═════ SUPPLIED RECORDS

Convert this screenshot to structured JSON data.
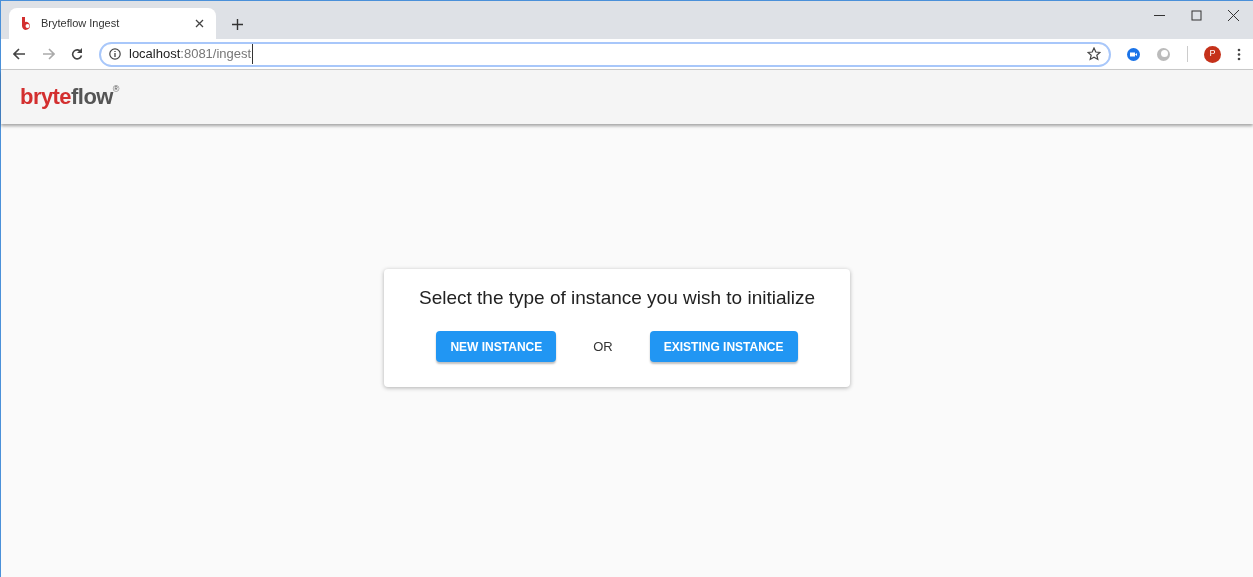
{
  "browser": {
    "tab": {
      "title": "Bryteflow Ingest",
      "selected": true
    },
    "url": {
      "host": "localhost",
      "path": ":8081/ingest"
    },
    "profile_initial": "P"
  },
  "header": {
    "logo": {
      "accent": "bryte",
      "rest": "flow",
      "mark": "®"
    }
  },
  "card": {
    "prompt": "Select the type of instance you wish to initialize",
    "separator": "OR",
    "buttons": [
      {
        "label": "NEW INSTANCE"
      },
      {
        "label": "EXISTING INSTANCE"
      }
    ]
  }
}
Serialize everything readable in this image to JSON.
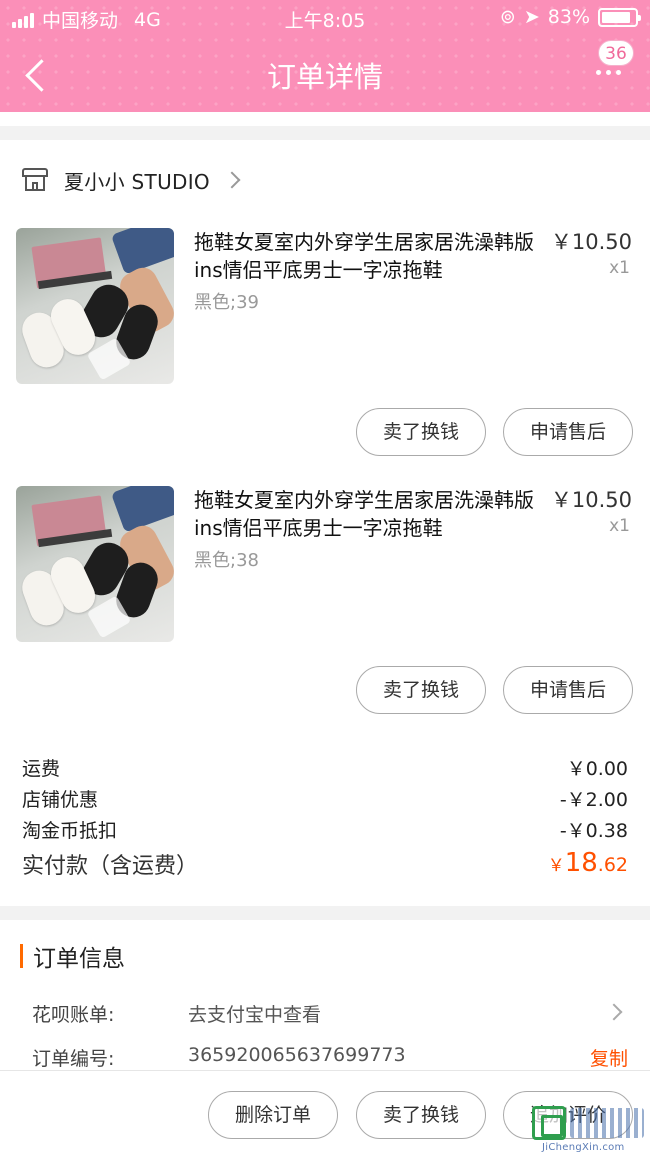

══════════

**EXERCISE INSTRUCTIONS:**
Except for the pictures, copy the material above exactly.

**THE RESPONSE:**
Convert this screenshot to structured JSON data.
{
  "browser": {
    "tab": {
      "title": "Bryteflow Ingest",
      "selected": true
    },
    "url": {
      "host": "localhost",
      "path": ":8081/ingest"
    },
    "profile_initial": "P"
  },
  "header": {
    "logo": {
      "accent": "bryte",
      "rest": "flow",
      "mark": "®"
    }
  },
  "card": {
    "prompt": "Select the type of instance you wish to initialize",
    "separator": "OR",
    "buttons": [
      {
        "label": "NEW INSTANCE"
      },
      {
        "label": "EXISTING INSTANCE"
      }
    ]
  }
}
Serialize everything readable in this image to JSON.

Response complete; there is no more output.